### Your goal
Take the material below and write it all out again exactly.

### Supplied material

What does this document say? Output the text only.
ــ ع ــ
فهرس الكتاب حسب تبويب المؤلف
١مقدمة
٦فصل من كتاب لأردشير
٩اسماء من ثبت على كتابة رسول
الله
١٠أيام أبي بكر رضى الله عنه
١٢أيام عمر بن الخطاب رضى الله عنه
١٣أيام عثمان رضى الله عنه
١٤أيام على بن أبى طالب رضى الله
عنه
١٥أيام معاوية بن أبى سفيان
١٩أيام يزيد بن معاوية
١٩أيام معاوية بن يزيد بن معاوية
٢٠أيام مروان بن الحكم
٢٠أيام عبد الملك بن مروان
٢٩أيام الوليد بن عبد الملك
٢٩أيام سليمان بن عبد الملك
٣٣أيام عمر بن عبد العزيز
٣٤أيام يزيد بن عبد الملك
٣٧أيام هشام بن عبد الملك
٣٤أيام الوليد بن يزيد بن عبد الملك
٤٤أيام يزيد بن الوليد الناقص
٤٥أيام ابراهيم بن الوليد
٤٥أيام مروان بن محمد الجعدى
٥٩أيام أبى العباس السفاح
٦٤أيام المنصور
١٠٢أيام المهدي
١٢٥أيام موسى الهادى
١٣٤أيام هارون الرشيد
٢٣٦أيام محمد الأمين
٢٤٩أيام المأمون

### Response to this task
What does this document say? Output the text only.
ــ ع ــ
فهرس الكتاب حسب تبويب المؤلف
١مقدمة
٦فصل من كتاب لأردشير
٩اسماء من ثبت على كتابة رسول
الله
١٠أيام أبي بكر رضى الله عنه
١٢أيام عمر بن الخطاب رضى الله عنه
١٣أيام عثمان رضى الله عنه
١٤أيام على بن أبى طالب رضى الله
عنه
١٥أيام معاوية بن أبى سفيان
١٩أيام يزيد بن معاوية
١٩أيام معاوية بن يزيد بن معاوية
٢٠أيام مروان بن الحكم
٢٠أيام عبد الملك بن مروان
٢٩أيام الوليد بن عبد الملك
٢٩أيام سليمان بن عبد الملك
٣٣أيام عمر بن عبد العزيز
٣٤أيام يزيد بن عبد الملك
٣٧أيام هشام بن عبد الملك
٣٤أيام الوليد بن يزيد بن عبد الملك
٤٤أيام يزيد بن الوليد الناقص
٤٥أيام ابراهيم بن الوليد
٤٥أيام مروان بن محمد الجعدى
٥٩أيام أبى العباس السفاح
٦٤أيام المنصور
١٠٢أيام المهدي
١٢٥أيام موسى الهادى
١٣٤أيام هارون الرشيد
٢٣٦أيام محمد الأمين
٢٤٩أيام المأمون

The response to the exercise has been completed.